(Figure contents as structured data)
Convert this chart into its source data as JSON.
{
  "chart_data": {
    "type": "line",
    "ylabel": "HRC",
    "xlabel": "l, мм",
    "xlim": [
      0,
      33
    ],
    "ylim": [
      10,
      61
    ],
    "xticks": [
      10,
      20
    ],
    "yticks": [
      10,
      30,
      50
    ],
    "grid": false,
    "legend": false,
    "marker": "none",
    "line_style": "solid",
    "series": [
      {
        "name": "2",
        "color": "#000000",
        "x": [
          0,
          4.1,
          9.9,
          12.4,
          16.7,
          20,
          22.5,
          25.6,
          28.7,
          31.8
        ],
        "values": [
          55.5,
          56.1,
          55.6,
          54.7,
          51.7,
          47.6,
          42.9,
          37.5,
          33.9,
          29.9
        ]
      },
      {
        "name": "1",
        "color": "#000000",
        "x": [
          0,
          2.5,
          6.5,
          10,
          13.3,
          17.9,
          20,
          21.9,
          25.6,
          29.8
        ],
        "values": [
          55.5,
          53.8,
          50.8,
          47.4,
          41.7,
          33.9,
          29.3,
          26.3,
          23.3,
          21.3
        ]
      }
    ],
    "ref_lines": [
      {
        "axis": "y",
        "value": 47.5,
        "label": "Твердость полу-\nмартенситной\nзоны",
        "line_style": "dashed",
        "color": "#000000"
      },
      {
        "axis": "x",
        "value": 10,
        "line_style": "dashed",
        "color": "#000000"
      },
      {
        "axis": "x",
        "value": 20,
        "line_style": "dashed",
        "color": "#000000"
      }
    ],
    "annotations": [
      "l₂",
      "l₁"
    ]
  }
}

== DIRECTION ==
Transcribe each entry precisely, missing none.

== EXPECTED ANSWER ==
Convert this chart into its source data as JSON.
{
  "chart_data": {
    "type": "line",
    "ylabel": "HRC",
    "xlabel": "l, мм",
    "xlim": [
      0,
      33
    ],
    "ylim": [
      10,
      61
    ],
    "xticks": [
      10,
      20
    ],
    "yticks": [
      10,
      30,
      50
    ],
    "grid": false,
    "legend": false,
    "marker": "none",
    "line_style": "solid",
    "series": [
      {
        "name": "2",
        "color": "#000000",
        "x": [
          0,
          4.1,
          9.9,
          12.4,
          16.7,
          20,
          22.5,
          25.6,
          28.7,
          31.8
        ],
        "values": [
          55.5,
          56.1,
          55.6,
          54.7,
          51.7,
          47.6,
          42.9,
          37.5,
          33.9,
          29.9
        ]
      },
      {
        "name": "1",
        "color": "#000000",
        "x": [
          0,
          2.5,
          6.5,
          10,
          13.3,
          17.9,
          20,
          21.9,
          25.6,
          29.8
        ],
        "values": [
          55.5,
          53.8,
          50.8,
          47.4,
          41.7,
          33.9,
          29.3,
          26.3,
          23.3,
          21.3
        ]
      }
    ],
    "ref_lines": [
      {
        "axis": "y",
        "value": 47.5,
        "label": "Твердость полу-\nмартенситной\nзоны",
        "line_style": "dashed",
        "color": "#000000"
      },
      {
        "axis": "x",
        "value": 10,
        "line_style": "dashed",
        "color": "#000000"
      },
      {
        "axis": "x",
        "value": 20,
        "line_style": "dashed",
        "color": "#000000"
      }
    ],
    "annotations": [
      "l₂",
      "l₁"
    ]
  }
}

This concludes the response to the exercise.